Problem to work on:
Repeat the records exactly. Every line must match.

Entries with figure data:
########################################
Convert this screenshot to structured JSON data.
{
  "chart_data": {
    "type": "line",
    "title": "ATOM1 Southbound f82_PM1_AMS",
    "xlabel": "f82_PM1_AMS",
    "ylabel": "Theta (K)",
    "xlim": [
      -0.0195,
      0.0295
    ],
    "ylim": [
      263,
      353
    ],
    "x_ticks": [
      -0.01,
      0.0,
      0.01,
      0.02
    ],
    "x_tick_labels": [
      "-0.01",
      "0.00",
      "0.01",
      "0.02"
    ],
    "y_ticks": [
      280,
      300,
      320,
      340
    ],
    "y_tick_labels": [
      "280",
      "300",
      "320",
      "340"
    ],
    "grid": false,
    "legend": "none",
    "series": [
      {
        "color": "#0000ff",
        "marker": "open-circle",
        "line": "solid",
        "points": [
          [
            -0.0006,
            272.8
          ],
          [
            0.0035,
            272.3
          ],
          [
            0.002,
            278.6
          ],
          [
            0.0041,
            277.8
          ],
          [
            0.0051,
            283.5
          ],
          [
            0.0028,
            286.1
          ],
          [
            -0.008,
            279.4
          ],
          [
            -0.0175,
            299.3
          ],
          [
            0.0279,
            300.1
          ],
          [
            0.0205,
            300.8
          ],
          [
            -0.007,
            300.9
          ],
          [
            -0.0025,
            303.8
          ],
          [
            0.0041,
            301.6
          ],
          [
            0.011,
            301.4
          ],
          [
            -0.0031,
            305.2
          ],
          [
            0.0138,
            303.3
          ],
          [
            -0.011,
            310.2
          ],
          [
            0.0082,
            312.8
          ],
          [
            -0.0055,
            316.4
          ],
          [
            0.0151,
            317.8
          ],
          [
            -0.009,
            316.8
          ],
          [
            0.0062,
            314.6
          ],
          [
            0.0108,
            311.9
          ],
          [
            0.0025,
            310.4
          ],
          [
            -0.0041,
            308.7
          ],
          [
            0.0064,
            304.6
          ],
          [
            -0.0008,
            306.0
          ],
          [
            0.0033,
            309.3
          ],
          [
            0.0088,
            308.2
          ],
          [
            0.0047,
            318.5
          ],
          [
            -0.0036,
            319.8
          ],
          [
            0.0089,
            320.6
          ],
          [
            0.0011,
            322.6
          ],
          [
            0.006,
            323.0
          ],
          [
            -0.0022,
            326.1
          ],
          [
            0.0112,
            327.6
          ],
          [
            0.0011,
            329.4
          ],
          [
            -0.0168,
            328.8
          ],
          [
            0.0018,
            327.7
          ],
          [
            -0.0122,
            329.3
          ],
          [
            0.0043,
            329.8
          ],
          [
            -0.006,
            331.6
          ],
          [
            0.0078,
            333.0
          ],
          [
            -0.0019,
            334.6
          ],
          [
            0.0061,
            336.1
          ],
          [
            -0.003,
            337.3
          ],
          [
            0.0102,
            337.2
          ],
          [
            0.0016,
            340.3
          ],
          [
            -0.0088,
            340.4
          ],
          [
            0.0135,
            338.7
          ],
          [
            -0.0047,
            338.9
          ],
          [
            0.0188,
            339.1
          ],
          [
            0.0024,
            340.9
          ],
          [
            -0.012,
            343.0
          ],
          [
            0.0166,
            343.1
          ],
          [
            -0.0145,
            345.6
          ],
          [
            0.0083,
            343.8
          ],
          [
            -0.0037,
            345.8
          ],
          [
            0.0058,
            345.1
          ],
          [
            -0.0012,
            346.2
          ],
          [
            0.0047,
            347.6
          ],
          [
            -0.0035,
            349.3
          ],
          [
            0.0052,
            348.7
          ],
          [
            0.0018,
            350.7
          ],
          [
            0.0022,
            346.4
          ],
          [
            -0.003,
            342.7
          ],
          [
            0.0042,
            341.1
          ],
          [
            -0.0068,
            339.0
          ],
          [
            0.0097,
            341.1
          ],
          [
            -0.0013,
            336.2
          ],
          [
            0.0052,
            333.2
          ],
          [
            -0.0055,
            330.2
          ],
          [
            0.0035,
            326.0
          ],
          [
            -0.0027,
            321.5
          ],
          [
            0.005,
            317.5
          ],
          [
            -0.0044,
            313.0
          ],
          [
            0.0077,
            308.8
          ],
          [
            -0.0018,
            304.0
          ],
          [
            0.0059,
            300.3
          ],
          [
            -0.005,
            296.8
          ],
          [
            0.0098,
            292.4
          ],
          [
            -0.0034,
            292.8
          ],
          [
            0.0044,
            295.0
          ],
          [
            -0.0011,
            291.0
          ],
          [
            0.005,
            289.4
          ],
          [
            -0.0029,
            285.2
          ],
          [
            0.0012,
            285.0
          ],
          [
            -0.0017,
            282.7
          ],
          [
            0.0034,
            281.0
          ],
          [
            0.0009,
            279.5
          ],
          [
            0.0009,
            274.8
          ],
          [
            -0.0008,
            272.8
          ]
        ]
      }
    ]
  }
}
########################################
Complete response:
Convert this screenshot to structured JSON data.
{
  "chart_data": {
    "type": "line",
    "title": "ATOM1 Southbound f82_PM1_AMS",
    "xlabel": "f82_PM1_AMS",
    "ylabel": "Theta (K)",
    "xlim": [
      -0.0195,
      0.0295
    ],
    "ylim": [
      263,
      353
    ],
    "x_ticks": [
      -0.01,
      0.0,
      0.01,
      0.02
    ],
    "x_tick_labels": [
      "-0.01",
      "0.00",
      "0.01",
      "0.02"
    ],
    "y_ticks": [
      280,
      300,
      320,
      340
    ],
    "y_tick_labels": [
      "280",
      "300",
      "320",
      "340"
    ],
    "grid": false,
    "legend": "none",
    "series": [
      {
        "color": "#0000ff",
        "marker": "open-circle",
        "line": "solid",
        "points": [
          [
            -0.0006,
            272.8
          ],
          [
            0.0035,
            272.3
          ],
          [
            0.002,
            278.6
          ],
          [
            0.0041,
            277.8
          ],
          [
            0.0051,
            283.5
          ],
          [
            0.0028,
            286.1
          ],
          [
            -0.008,
            279.4
          ],
          [
            -0.0175,
            299.3
          ],
          [
            0.0279,
            300.1
          ],
          [
            0.0205,
            300.8
          ],
          [
            -0.007,
            300.9
          ],
          [
            -0.0025,
            303.8
          ],
          [
            0.0041,
            301.6
          ],
          [
            0.011,
            301.4
          ],
          [
            -0.0031,
            305.2
          ],
          [
            0.0138,
            303.3
          ],
          [
            -0.011,
            310.2
          ],
          [
            0.0082,
            312.8
          ],
          [
            -0.0055,
            316.4
          ],
          [
            0.0151,
            317.8
          ],
          [
            -0.009,
            316.8
          ],
          [
            0.0062,
            314.6
          ],
          [
            0.0108,
            311.9
          ],
          [
            0.0025,
            310.4
          ],
          [
            -0.0041,
            308.7
          ],
          [
            0.0064,
            304.6
          ],
          [
            -0.0008,
            306.0
          ],
          [
            0.0033,
            309.3
          ],
          [
            0.0088,
            308.2
          ],
          [
            0.0047,
            318.5
          ],
          [
            -0.0036,
            319.8
          ],
          [
            0.0089,
            320.6
          ],
          [
            0.0011,
            322.6
          ],
          [
            0.006,
            323.0
          ],
          [
            -0.0022,
            326.1
          ],
          [
            0.0112,
            327.6
          ],
          [
            0.0011,
            329.4
          ],
          [
            -0.0168,
            328.8
          ],
          [
            0.0018,
            327.7
          ],
          [
            -0.0122,
            329.3
          ],
          [
            0.0043,
            329.8
          ],
          [
            -0.006,
            331.6
          ],
          [
            0.0078,
            333.0
          ],
          [
            -0.0019,
            334.6
          ],
          [
            0.0061,
            336.1
          ],
          [
            -0.003,
            337.3
          ],
          [
            0.0102,
            337.2
          ],
          [
            0.0016,
            340.3
          ],
          [
            -0.0088,
            340.4
          ],
          [
            0.0135,
            338.7
          ],
          [
            -0.0047,
            338.9
          ],
          [
            0.0188,
            339.1
          ],
          [
            0.0024,
            340.9
          ],
          [
            -0.012,
            343.0
          ],
          [
            0.0166,
            343.1
          ],
          [
            -0.0145,
            345.6
          ],
          [
            0.0083,
            343.8
          ],
          [
            -0.0037,
            345.8
          ],
          [
            0.0058,
            345.1
          ],
          [
            -0.0012,
            346.2
          ],
          [
            0.0047,
            347.6
          ],
          [
            -0.0035,
            349.3
          ],
          [
            0.0052,
            348.7
          ],
          [
            0.0018,
            350.7
          ],
          [
            0.0022,
            346.4
          ],
          [
            -0.003,
            342.7
          ],
          [
            0.0042,
            341.1
          ],
          [
            -0.0068,
            339.0
          ],
          [
            0.0097,
            341.1
          ],
          [
            -0.0013,
            336.2
          ],
          [
            0.0052,
            333.2
          ],
          [
            -0.0055,
            330.2
          ],
          [
            0.0035,
            326.0
          ],
          [
            -0.0027,
            321.5
          ],
          [
            0.005,
            317.5
          ],
          [
            -0.0044,
            313.0
          ],
          [
            0.0077,
            308.8
          ],
          [
            -0.0018,
            304.0
          ],
          [
            0.0059,
            300.3
          ],
          [
            -0.005,
            296.8
          ],
          [
            0.0098,
            292.4
          ],
          [
            -0.0034,
            292.8
          ],
          [
            0.0044,
            295.0
          ],
          [
            -0.0011,
            291.0
          ],
          [
            0.005,
            289.4
          ],
          [
            -0.0029,
            285.2
          ],
          [
            0.0012,
            285.0
          ],
          [
            -0.0017,
            282.7
          ],
          [
            0.0034,
            281.0
          ],
          [
            0.0009,
            279.5
          ],
          [
            0.0009,
            274.8
          ],
          [
            -0.0008,
            272.8
          ]
        ]
      }
    ]
  }
}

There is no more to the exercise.